# Exercise requirements
Copy out every line that contains the word "rest".

****

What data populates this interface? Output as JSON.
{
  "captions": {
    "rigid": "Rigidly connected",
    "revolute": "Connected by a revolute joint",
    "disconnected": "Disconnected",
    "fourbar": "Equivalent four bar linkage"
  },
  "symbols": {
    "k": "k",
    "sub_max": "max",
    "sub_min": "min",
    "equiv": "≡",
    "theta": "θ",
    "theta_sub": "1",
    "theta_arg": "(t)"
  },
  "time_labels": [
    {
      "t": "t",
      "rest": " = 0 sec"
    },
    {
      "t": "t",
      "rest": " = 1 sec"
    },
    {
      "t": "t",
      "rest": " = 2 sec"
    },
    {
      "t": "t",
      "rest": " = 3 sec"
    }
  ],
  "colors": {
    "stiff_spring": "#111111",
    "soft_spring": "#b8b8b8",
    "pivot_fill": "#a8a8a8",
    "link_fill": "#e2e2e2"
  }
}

****

# Result
      "rest": " = 0 sec"
      "rest": " = 1 sec"
      "rest": " = 2 sec"
      "rest": " = 3 sec"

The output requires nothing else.